Saved data entries:
● ● ●
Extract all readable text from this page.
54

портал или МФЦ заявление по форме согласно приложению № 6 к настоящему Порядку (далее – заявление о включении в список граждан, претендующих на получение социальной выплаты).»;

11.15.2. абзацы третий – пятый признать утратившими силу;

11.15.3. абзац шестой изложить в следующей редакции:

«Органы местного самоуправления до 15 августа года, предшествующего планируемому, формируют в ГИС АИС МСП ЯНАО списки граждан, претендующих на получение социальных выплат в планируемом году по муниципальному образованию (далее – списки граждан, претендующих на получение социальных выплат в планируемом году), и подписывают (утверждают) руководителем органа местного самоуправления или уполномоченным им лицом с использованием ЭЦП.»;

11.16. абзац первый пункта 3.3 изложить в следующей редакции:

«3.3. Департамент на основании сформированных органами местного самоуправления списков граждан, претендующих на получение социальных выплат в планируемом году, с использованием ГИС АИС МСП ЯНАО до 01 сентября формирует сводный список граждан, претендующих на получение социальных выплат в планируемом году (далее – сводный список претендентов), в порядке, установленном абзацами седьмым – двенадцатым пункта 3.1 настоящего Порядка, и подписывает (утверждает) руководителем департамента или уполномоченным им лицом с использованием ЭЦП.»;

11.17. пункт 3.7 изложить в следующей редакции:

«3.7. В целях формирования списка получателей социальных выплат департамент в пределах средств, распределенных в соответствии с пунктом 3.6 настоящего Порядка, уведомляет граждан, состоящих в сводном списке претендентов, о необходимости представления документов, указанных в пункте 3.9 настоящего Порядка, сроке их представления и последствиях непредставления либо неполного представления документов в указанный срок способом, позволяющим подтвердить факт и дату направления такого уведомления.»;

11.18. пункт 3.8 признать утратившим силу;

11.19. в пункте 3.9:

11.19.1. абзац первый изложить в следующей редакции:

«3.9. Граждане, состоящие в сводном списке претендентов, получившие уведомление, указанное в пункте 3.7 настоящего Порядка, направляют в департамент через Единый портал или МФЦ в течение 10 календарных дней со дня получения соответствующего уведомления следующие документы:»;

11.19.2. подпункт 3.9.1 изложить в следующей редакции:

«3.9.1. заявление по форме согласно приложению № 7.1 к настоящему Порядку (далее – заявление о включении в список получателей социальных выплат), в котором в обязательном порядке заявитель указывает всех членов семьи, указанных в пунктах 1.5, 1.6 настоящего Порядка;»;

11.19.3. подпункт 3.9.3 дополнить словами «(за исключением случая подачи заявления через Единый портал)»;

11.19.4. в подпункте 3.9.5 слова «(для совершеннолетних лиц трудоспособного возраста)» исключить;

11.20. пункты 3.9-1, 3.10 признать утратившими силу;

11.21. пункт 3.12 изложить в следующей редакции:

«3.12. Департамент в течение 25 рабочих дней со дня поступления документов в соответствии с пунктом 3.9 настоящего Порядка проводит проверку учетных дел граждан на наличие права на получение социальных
● ● ●
Exercise requirements:
Exact copies of all the records are required.

Full answer:
Extract all readable text from this page.
54

портал или МФЦ заявление по форме согласно приложению № 6 к настоящему Порядку (далее – заявление о включении в список граждан, претендующих на получение социальной выплаты).»;

11.15.2. абзацы третий – пятый признать утратившими силу;

11.15.3. абзац шестой изложить в следующей редакции:

«Органы местного самоуправления до 15 августа года, предшествующего планируемому, формируют в ГИС АИС МСП ЯНАО списки граждан, претендующих на получение социальных выплат в планируемом году по муниципальному образованию (далее – списки граждан, претендующих на получение социальных выплат в планируемом году), и подписывают (утверждают) руководителем органа местного самоуправления или уполномоченным им лицом с использованием ЭЦП.»;

11.16. абзац первый пункта 3.3 изложить в следующей редакции:

«3.3. Департамент на основании сформированных органами местного самоуправления списков граждан, претендующих на получение социальных выплат в планируемом году, с использованием ГИС АИС МСП ЯНАО до 01 сентября формирует сводный список граждан, претендующих на получение социальных выплат в планируемом году (далее – сводный список претендентов), в порядке, установленном абзацами седьмым – двенадцатым пункта 3.1 настоящего Порядка, и подписывает (утверждает) руководителем департамента или уполномоченным им лицом с использованием ЭЦП.»;

11.17. пункт 3.7 изложить в следующей редакции:

«3.7. В целях формирования списка получателей социальных выплат департамент в пределах средств, распределенных в соответствии с пунктом 3.6 настоящего Порядка, уведомляет граждан, состоящих в сводном списке претендентов, о необходимости представления документов, указанных в пункте 3.9 настоящего Порядка, сроке их представления и последствиях непредставления либо неполного представления документов в указанный срок способом, позволяющим подтвердить факт и дату направления такого уведомления.»;

11.18. пункт 3.8 признать утратившим силу;

11.19. в пункте 3.9:

11.19.1. абзац первый изложить в следующей редакции:

«3.9. Граждане, состоящие в сводном списке претендентов, получившие уведомление, указанное в пункте 3.7 настоящего Порядка, направляют в департамент через Единый портал или МФЦ в течение 10 календарных дней со дня получения соответствующего уведомления следующие документы:»;

11.19.2. подпункт 3.9.1 изложить в следующей редакции:

«3.9.1. заявление по форме согласно приложению № 7.1 к настоящему Порядку (далее – заявление о включении в список получателей социальных выплат), в котором в обязательном порядке заявитель указывает всех членов семьи, указанных в пунктах 1.5, 1.6 настоящего Порядка;»;

11.19.3. подпункт 3.9.3 дополнить словами «(за исключением случая подачи заявления через Единый портал)»;

11.19.4. в подпункте 3.9.5 слова «(для совершеннолетних лиц трудоспособного возраста)» исключить;

11.20. пункты 3.9-1, 3.10 признать утратившими силу;

11.21. пункт 3.12 изложить в следующей редакции:

«3.12. Департамент в течение 25 рабочих дней со дня поступления документов в соответствии с пунктом 3.9 настоящего Порядка проводит проверку учетных дел граждан на наличие права на получение социальных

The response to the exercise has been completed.